* PROBLEM STATEMENT *
Look through the records below, count the lines with the word "emoji", and reply with only the number.

Data entries:

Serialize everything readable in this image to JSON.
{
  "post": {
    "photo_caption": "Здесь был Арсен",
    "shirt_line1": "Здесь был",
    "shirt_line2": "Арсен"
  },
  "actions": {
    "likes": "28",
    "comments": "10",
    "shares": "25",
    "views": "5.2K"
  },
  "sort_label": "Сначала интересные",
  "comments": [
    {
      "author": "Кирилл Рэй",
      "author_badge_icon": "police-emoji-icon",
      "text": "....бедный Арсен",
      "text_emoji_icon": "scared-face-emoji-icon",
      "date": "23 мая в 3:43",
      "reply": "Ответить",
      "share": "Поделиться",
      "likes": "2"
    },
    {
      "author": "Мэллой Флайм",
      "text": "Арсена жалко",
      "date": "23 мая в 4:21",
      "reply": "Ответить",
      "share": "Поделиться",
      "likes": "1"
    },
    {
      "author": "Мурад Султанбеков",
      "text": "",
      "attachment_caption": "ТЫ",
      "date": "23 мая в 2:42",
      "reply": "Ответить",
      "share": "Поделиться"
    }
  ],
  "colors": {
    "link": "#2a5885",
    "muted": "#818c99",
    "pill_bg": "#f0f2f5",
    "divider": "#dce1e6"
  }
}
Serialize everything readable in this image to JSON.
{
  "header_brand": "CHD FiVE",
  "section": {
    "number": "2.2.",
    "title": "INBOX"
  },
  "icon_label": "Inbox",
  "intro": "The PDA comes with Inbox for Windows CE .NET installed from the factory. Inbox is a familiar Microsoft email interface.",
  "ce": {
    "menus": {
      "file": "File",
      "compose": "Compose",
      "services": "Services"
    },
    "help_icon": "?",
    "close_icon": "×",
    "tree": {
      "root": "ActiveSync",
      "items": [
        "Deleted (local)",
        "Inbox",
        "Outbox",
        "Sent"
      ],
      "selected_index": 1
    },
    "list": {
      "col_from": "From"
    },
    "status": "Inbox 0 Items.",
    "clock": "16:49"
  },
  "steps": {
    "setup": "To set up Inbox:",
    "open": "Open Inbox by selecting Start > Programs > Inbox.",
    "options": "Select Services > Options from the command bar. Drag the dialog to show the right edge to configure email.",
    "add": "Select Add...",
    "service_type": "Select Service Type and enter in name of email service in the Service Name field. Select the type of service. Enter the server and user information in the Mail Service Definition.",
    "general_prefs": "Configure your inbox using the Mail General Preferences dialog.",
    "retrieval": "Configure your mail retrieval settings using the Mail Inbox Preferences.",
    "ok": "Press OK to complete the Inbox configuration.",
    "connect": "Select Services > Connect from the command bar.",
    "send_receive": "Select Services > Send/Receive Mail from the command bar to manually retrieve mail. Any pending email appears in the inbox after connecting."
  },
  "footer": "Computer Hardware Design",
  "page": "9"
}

* IN RESPONSE *
2